**EXERCISE REQUIREMENTS**
Lines containing the word "name" are the ones to copy from the records below.

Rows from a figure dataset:
============================================================

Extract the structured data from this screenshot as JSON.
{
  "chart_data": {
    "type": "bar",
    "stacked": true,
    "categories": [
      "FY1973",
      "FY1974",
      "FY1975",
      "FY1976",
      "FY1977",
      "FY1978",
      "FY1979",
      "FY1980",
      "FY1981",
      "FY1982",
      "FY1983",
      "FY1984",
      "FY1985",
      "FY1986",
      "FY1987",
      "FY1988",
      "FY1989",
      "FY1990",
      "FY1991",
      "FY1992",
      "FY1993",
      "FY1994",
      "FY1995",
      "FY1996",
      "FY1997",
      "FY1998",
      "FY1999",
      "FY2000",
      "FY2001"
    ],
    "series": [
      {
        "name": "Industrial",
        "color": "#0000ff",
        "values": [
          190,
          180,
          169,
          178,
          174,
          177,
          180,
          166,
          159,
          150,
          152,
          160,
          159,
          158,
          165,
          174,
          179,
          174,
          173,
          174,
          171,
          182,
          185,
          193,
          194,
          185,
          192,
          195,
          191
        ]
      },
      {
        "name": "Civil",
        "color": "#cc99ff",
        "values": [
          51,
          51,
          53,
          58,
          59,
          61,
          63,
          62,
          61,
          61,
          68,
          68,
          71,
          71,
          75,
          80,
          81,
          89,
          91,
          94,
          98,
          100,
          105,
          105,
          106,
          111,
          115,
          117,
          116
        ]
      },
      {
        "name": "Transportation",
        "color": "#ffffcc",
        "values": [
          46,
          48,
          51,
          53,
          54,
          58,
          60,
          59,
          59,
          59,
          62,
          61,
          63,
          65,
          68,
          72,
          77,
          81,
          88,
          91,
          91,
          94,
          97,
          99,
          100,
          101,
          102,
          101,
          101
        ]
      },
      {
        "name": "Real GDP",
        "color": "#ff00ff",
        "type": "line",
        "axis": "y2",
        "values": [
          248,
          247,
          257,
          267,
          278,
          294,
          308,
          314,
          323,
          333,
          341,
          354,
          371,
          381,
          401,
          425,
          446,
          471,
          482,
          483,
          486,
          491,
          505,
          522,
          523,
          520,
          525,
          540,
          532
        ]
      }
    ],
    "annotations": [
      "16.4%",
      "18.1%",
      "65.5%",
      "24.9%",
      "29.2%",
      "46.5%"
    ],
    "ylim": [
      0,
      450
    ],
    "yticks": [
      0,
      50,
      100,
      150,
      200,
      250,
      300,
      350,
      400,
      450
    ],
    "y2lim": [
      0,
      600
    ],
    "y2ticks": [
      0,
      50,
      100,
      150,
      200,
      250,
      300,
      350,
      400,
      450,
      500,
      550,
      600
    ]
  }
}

============================================================

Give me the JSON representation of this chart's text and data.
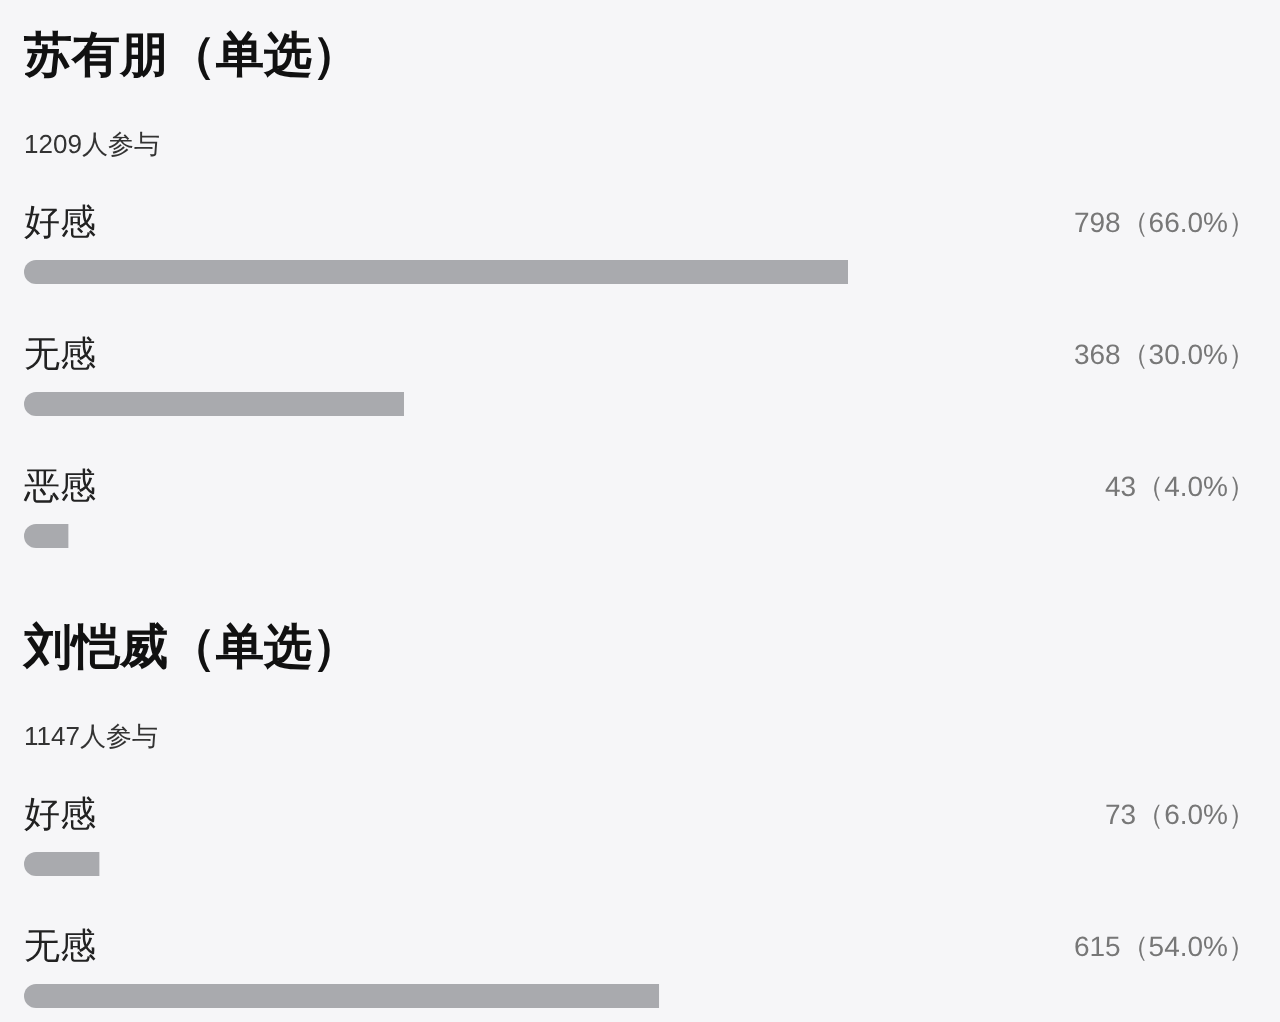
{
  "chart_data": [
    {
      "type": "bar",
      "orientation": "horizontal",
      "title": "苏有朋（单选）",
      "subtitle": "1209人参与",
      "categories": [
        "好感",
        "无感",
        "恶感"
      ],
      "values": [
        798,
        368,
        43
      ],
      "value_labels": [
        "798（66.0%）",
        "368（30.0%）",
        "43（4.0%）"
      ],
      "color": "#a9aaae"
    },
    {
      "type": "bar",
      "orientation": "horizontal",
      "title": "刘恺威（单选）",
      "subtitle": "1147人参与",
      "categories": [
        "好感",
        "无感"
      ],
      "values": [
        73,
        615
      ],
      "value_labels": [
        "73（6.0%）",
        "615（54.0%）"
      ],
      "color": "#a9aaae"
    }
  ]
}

============================================================

**RESPONSE FOR THIS EXERCISE**
        "name": "Industrial",
        "name": "Civil",
        "name": "Transportation",
        "name": "Real GDP",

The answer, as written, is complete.